**Data to process**
◆ ◆ ◆ ◆ ◆

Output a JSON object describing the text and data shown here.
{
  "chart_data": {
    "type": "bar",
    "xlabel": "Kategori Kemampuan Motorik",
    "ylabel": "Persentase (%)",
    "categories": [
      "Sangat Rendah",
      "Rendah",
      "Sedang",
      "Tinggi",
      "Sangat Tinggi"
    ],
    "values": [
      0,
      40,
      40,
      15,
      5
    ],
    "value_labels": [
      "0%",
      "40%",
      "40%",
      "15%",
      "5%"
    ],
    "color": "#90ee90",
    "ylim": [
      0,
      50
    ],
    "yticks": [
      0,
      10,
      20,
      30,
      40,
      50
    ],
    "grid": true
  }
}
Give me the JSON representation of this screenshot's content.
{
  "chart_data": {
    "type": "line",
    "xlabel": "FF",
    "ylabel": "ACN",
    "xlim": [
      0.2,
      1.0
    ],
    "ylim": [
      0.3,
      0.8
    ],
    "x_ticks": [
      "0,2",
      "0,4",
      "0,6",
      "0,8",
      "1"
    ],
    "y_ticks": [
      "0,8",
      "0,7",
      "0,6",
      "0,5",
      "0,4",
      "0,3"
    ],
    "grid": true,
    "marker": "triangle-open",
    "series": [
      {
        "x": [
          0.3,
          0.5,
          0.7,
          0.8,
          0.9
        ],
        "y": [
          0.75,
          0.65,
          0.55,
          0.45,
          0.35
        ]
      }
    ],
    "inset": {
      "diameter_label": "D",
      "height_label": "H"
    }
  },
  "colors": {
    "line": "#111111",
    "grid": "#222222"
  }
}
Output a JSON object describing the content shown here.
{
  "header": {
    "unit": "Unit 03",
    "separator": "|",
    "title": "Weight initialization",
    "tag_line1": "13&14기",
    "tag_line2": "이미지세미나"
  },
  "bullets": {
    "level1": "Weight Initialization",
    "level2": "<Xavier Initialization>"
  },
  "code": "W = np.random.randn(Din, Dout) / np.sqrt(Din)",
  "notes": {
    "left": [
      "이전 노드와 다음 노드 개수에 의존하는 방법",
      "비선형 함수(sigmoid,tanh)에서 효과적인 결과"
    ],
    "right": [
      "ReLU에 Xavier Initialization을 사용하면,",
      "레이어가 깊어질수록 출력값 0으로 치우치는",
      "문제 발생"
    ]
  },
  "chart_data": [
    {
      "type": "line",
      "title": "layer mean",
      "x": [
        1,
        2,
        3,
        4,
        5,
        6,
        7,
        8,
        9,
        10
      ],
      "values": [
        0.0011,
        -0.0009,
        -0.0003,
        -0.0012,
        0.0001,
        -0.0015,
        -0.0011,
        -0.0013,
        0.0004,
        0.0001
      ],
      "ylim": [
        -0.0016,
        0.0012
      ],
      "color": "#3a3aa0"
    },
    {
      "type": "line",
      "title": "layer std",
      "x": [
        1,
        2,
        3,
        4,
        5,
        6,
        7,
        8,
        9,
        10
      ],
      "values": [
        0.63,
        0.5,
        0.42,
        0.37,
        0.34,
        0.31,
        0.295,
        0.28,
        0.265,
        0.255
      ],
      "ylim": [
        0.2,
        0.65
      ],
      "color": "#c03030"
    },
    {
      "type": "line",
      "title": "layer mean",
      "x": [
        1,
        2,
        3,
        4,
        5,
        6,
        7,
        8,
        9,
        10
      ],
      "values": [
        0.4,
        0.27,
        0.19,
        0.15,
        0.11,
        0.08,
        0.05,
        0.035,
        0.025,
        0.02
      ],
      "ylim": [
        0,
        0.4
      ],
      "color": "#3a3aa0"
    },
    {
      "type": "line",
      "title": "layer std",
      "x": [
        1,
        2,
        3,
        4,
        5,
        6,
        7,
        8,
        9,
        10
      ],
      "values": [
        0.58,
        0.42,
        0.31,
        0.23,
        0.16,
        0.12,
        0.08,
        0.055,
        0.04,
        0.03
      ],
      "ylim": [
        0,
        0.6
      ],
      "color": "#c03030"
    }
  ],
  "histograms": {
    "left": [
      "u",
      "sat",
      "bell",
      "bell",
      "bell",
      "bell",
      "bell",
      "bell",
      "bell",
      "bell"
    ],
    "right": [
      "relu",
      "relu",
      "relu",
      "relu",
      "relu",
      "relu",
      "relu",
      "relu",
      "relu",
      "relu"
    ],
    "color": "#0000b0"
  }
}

◆ ◆ ◆ ◆ ◆

**Task objective**
Using the listing above, pull out all lines that hold the word "here".

**Result below**
Output a JSON object describing the text and data shown here.
Output a JSON object describing the content shown here.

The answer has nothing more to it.